> _TASK REQUIREMENTS_:
Work out how many lines of the listing hold "各栋舍猪群发病", then state only that count.

:: DATA SHOWN ::

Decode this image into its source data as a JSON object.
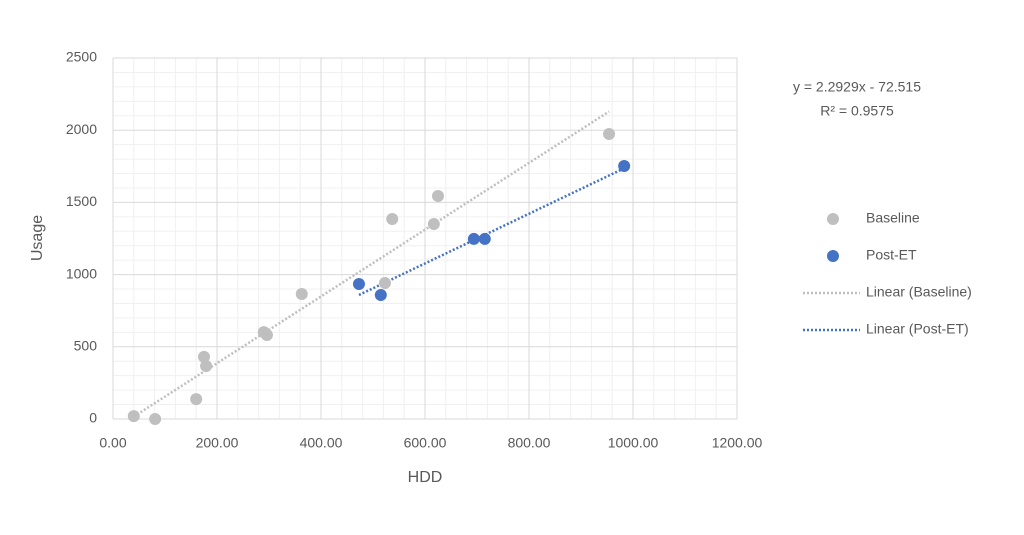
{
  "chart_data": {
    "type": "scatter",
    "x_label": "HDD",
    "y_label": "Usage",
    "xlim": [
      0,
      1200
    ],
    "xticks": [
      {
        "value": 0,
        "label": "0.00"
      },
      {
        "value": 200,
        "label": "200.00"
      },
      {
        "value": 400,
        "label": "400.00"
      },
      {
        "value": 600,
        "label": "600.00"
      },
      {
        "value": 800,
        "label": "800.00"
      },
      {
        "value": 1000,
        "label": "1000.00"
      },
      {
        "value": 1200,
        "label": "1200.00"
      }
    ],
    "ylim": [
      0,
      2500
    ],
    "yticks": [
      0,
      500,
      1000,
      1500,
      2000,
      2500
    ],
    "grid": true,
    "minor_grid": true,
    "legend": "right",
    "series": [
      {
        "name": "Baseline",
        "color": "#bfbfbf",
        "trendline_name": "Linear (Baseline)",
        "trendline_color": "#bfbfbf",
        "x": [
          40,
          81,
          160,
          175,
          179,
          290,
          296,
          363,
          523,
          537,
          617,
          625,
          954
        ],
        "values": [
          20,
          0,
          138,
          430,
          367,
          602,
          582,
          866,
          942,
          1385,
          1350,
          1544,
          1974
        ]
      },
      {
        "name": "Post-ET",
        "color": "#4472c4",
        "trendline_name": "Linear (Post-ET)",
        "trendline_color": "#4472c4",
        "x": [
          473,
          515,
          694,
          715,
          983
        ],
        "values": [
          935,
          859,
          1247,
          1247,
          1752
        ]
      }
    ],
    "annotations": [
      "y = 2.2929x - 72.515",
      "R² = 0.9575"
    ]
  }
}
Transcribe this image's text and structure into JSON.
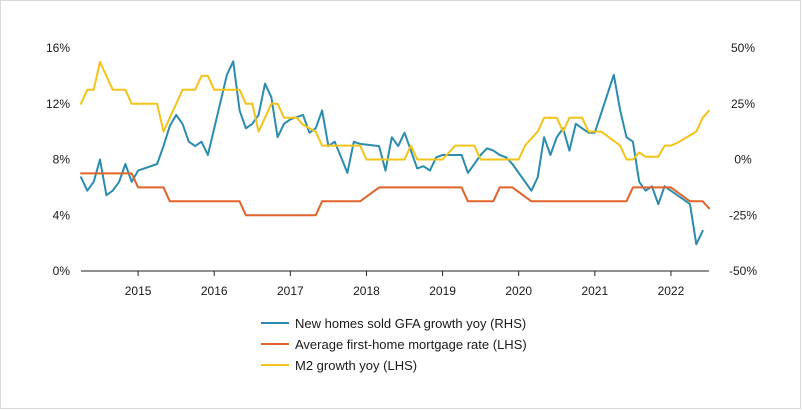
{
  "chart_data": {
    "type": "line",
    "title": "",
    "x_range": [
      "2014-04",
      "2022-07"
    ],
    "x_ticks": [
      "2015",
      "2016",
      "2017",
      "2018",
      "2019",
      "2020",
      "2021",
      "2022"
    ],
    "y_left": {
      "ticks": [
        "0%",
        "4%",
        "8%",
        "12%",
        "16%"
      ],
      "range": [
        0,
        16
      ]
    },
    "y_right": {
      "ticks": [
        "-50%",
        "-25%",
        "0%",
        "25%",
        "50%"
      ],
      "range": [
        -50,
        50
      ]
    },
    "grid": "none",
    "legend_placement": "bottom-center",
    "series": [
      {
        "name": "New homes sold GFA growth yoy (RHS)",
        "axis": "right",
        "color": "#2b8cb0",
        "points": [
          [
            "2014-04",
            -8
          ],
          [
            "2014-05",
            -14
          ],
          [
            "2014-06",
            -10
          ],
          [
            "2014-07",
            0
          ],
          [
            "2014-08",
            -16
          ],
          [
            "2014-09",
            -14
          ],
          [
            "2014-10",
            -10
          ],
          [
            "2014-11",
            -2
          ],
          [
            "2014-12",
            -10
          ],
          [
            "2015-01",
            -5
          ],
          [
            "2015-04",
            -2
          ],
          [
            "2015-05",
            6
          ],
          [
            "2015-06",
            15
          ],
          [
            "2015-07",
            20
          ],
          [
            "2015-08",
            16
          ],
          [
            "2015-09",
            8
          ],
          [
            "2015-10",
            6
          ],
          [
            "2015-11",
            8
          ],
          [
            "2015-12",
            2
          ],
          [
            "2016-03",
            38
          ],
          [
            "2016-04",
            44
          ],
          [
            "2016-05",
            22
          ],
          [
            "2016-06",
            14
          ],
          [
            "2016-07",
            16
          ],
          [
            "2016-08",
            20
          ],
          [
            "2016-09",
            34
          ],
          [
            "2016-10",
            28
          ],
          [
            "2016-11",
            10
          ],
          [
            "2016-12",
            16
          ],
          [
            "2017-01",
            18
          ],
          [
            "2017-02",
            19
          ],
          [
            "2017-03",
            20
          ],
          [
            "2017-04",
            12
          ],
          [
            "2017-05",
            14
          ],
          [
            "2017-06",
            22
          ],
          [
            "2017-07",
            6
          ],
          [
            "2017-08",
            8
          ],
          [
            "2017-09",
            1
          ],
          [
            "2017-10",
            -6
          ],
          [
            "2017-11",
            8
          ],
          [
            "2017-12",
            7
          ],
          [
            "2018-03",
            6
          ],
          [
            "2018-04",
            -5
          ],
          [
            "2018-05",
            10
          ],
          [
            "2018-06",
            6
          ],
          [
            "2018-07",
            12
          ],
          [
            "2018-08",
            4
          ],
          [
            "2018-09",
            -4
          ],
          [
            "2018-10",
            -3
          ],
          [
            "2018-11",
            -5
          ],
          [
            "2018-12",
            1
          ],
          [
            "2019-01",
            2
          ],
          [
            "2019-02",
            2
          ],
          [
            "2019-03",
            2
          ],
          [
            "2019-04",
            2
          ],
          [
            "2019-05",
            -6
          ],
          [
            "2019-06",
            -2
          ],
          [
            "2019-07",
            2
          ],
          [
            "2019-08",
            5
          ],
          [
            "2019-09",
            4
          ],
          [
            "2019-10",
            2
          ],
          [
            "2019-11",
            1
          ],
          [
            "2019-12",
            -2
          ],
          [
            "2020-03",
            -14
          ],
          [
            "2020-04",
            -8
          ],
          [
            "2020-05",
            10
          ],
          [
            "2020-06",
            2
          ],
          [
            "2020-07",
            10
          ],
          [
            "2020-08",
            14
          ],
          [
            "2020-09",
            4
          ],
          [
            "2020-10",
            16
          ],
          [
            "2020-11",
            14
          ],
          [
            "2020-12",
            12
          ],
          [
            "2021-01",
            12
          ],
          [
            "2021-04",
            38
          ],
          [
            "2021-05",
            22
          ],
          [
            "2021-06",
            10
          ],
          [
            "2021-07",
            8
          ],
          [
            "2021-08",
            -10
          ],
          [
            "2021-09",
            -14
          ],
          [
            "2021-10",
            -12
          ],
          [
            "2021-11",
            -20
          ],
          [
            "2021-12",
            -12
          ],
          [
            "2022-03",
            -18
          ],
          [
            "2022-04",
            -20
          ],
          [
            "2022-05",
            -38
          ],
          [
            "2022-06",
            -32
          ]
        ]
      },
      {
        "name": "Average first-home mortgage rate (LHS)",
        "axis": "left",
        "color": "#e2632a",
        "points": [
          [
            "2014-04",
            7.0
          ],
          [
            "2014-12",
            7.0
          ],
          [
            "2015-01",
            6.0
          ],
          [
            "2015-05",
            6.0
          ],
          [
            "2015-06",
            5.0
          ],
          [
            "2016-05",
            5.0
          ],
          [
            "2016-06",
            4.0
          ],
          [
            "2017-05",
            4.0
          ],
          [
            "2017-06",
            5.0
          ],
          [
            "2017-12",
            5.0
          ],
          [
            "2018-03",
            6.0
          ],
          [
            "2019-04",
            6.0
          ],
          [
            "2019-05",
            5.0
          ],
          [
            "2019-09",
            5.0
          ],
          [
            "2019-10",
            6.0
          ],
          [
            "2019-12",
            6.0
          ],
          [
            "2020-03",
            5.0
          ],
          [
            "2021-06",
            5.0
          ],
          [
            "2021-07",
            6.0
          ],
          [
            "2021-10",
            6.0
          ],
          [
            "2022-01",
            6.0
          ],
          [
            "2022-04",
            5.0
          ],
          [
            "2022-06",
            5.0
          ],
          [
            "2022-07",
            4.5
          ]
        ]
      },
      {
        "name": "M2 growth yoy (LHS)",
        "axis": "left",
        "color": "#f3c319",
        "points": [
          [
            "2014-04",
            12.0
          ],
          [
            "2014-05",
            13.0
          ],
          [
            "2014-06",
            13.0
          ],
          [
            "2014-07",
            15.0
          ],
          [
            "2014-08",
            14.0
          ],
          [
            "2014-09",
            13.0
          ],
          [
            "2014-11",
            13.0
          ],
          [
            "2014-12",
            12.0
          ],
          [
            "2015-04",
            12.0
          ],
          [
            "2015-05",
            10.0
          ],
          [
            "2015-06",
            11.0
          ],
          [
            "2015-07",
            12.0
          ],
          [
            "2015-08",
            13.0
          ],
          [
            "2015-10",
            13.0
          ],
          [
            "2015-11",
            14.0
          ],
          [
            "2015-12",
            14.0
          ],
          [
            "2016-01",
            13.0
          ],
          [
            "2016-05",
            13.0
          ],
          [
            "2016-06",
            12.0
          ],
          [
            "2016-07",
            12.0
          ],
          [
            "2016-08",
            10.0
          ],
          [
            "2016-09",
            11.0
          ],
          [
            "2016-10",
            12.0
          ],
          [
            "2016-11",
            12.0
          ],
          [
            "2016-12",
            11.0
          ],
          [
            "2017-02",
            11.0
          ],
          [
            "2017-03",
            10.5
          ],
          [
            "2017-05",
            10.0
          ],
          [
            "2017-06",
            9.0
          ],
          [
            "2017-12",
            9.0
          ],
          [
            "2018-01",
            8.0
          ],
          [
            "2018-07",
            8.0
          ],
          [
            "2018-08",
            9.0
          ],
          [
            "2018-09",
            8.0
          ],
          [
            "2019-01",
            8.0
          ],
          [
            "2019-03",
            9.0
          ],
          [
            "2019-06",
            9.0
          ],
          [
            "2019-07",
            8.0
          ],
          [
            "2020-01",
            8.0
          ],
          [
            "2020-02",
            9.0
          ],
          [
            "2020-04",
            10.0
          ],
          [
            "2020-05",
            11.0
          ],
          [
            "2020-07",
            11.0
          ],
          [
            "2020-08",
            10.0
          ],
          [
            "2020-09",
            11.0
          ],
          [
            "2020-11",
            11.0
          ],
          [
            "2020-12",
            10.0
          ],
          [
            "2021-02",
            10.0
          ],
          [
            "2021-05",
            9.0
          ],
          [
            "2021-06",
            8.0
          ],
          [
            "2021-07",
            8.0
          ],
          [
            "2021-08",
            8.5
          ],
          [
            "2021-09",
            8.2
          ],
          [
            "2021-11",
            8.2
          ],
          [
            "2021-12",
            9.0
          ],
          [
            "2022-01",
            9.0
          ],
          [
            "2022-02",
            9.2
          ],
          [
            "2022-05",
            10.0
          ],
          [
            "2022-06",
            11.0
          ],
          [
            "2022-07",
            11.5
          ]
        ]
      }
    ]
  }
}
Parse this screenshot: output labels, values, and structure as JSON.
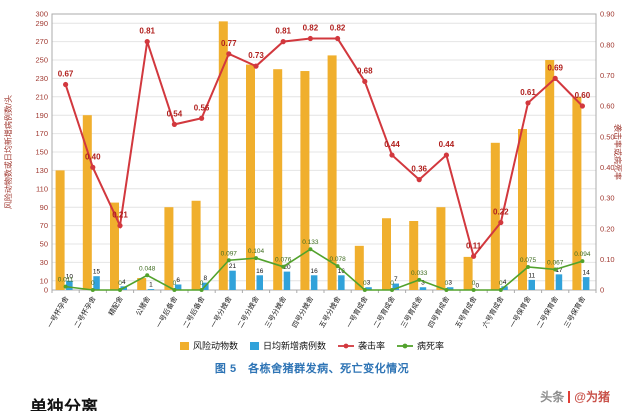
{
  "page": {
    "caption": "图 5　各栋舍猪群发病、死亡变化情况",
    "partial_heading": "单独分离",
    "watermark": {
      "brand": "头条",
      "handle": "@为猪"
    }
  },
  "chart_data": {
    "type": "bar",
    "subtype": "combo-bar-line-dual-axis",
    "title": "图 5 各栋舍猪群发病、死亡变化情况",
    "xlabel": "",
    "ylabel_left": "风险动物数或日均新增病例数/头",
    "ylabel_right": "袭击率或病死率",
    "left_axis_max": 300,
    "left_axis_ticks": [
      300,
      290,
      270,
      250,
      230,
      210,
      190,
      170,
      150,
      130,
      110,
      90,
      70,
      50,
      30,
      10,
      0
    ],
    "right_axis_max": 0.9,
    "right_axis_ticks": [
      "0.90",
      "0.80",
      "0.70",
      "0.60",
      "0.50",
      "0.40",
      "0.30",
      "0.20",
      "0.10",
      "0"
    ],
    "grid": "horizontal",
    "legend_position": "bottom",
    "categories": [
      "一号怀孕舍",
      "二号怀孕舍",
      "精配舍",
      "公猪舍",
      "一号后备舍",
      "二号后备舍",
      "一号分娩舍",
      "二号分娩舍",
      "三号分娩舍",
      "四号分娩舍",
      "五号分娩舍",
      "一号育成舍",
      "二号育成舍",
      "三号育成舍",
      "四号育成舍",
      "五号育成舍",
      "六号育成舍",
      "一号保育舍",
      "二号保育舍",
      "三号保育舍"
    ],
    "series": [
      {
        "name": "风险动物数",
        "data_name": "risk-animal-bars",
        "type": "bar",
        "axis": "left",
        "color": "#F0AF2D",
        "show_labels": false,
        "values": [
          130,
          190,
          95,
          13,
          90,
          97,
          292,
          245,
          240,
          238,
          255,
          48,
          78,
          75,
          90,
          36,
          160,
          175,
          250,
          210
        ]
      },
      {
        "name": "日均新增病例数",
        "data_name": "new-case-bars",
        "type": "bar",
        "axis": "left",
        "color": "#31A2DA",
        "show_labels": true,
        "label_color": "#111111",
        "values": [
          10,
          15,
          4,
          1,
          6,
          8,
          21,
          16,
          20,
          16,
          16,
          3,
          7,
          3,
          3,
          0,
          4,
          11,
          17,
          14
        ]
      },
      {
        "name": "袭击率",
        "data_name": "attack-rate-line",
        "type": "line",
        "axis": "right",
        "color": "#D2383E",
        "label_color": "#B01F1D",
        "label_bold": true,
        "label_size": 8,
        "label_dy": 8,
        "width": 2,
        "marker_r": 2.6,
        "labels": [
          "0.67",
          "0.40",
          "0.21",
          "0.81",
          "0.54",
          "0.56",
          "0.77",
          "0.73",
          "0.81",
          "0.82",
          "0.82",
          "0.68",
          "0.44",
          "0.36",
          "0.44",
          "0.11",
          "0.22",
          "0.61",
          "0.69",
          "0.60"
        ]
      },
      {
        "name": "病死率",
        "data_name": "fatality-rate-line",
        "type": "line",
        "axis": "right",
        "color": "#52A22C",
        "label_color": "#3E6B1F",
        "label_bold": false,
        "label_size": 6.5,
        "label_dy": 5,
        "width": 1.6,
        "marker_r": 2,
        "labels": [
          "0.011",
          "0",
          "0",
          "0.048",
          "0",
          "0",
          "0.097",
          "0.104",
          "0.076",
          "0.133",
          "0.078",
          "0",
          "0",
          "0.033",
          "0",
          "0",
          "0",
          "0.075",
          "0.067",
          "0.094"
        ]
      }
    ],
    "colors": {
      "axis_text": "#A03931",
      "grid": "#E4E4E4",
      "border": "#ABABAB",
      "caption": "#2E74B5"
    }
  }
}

:::

> _SOLUTION FOR THIS PROBLEM_:
2